**Dataset excerpts**
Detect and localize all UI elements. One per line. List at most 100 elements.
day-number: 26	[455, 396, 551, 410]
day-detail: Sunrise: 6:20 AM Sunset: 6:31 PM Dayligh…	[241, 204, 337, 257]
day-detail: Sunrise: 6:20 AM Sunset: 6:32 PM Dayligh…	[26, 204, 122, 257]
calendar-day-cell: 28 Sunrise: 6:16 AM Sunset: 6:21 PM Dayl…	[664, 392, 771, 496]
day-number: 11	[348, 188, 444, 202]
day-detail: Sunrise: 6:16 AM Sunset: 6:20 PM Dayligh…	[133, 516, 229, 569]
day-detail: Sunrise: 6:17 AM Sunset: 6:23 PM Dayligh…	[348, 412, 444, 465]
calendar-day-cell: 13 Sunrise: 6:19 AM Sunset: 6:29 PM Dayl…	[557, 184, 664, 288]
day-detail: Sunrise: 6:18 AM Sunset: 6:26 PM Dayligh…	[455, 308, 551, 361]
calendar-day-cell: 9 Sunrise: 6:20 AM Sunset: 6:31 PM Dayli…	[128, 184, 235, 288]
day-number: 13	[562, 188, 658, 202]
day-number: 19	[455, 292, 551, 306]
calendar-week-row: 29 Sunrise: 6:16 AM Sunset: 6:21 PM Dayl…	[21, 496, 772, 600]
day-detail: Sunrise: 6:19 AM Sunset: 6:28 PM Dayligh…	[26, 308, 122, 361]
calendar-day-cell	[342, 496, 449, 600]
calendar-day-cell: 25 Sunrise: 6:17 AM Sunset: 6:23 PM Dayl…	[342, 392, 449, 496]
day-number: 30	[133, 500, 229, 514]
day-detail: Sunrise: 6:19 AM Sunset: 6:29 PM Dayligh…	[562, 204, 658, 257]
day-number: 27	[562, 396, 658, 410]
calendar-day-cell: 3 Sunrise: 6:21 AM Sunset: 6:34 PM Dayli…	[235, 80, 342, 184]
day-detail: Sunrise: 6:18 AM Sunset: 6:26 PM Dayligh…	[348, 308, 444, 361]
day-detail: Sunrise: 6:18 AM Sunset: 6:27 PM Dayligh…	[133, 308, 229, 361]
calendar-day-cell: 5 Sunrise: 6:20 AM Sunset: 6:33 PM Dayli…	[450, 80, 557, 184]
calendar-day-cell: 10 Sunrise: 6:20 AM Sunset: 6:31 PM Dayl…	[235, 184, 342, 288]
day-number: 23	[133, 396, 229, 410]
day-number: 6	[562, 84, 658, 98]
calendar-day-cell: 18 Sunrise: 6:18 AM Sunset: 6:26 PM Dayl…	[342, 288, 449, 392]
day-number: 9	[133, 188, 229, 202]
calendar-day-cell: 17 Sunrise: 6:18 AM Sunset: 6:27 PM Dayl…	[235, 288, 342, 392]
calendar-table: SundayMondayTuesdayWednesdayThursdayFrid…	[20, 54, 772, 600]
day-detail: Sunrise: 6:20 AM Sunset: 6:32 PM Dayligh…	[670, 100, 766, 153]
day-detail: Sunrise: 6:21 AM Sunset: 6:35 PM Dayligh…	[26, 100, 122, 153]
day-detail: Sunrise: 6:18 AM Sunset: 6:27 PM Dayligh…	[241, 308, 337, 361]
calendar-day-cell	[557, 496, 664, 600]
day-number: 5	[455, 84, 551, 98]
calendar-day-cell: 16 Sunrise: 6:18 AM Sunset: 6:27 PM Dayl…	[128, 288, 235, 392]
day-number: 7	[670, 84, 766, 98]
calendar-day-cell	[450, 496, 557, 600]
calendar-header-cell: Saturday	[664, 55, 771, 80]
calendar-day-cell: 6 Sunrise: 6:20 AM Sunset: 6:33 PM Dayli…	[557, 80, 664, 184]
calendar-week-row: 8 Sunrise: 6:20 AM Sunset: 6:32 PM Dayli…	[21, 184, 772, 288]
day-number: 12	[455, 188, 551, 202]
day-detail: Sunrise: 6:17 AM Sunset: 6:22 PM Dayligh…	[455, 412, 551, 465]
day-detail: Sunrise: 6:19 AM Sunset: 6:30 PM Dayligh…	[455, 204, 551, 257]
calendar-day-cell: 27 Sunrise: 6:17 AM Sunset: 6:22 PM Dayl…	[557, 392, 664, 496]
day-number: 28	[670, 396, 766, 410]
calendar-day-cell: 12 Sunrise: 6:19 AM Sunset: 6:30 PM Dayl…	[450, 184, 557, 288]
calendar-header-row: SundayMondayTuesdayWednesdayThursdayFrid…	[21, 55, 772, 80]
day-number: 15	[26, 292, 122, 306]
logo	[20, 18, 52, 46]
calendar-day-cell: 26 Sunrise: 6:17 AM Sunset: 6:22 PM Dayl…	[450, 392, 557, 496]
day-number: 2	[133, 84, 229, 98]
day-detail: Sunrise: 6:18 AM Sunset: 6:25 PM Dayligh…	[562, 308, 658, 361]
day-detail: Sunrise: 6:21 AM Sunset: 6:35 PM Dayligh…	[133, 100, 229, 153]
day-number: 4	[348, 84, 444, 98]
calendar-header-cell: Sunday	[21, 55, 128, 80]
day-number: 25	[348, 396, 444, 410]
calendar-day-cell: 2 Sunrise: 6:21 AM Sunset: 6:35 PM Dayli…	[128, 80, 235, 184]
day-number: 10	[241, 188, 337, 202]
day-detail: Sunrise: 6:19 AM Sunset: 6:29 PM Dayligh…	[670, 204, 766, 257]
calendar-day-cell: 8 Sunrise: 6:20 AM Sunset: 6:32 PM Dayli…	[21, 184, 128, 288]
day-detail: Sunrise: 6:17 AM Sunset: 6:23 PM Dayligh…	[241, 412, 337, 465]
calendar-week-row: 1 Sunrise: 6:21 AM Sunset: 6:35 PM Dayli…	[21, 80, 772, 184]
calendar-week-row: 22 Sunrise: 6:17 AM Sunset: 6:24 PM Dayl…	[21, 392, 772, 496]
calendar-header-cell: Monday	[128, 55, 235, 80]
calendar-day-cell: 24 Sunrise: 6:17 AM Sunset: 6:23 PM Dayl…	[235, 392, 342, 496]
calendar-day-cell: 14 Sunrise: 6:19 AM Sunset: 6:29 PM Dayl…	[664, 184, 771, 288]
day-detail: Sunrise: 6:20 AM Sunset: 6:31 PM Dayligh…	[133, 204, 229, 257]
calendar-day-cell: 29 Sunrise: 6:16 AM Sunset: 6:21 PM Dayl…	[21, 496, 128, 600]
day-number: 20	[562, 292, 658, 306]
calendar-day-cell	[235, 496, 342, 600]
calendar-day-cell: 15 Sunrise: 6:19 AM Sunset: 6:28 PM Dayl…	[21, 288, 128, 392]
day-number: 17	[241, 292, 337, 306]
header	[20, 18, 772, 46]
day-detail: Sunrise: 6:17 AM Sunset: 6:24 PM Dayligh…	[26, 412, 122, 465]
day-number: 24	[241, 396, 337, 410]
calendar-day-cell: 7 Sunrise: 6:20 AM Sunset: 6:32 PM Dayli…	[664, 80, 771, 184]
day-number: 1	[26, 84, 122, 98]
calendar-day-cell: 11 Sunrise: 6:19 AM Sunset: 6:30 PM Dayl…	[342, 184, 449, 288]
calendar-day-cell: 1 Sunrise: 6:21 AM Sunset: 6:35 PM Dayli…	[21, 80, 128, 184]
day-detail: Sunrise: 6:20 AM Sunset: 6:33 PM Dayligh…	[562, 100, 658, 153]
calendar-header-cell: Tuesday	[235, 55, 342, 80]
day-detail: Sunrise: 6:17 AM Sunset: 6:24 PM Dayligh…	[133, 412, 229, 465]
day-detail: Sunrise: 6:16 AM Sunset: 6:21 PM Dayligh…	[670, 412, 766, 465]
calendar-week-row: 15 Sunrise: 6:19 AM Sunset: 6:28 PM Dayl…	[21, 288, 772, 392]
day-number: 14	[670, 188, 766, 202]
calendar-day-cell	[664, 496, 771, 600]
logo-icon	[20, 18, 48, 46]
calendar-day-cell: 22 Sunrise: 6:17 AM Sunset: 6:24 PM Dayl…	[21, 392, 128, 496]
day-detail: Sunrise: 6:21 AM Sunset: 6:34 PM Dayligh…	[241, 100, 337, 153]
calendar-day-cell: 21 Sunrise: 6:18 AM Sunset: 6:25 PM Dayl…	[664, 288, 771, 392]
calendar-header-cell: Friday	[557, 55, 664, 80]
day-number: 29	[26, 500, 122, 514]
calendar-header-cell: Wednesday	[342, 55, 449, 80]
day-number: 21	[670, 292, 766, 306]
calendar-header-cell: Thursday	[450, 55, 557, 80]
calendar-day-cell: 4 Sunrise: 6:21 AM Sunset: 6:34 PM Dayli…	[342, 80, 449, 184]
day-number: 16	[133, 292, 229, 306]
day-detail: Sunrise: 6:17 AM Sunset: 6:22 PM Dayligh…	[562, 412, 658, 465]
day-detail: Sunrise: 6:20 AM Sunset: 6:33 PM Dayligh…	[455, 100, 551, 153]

**Do this**
Reproduce verbatim the records starting with the first line and going on through the line that contains "292, 551, 306]".

**Final result**
Detect and localize all UI elements. One per line. List at most 100 elements.
day-number: 26	[455, 396, 551, 410]
day-detail: Sunrise: 6:20 AM Sunset: 6:31 PM Dayligh…	[241, 204, 337, 257]
day-detail: Sunrise: 6:20 AM Sunset: 6:32 PM Dayligh…	[26, 204, 122, 257]
calendar-day-cell: 28 Sunrise: 6:16 AM Sunset: 6:21 PM Dayl…	[664, 392, 771, 496]
day-number: 11	[348, 188, 444, 202]
day-detail: Sunrise: 6:16 AM Sunset: 6:20 PM Dayligh…	[133, 516, 229, 569]
day-detail: Sunrise: 6:17 AM Sunset: 6:23 PM Dayligh…	[348, 412, 444, 465]
calendar-day-cell: 13 Sunrise: 6:19 AM Sunset: 6:29 PM Dayl…	[557, 184, 664, 288]
day-detail: Sunrise: 6:18 AM Sunset: 6:26 PM Dayligh…	[455, 308, 551, 361]
calendar-day-cell: 9 Sunrise: 6:20 AM Sunset: 6:31 PM Dayli…	[128, 184, 235, 288]
day-number: 13	[562, 188, 658, 202]
day-number: 19	[455, 292, 551, 306]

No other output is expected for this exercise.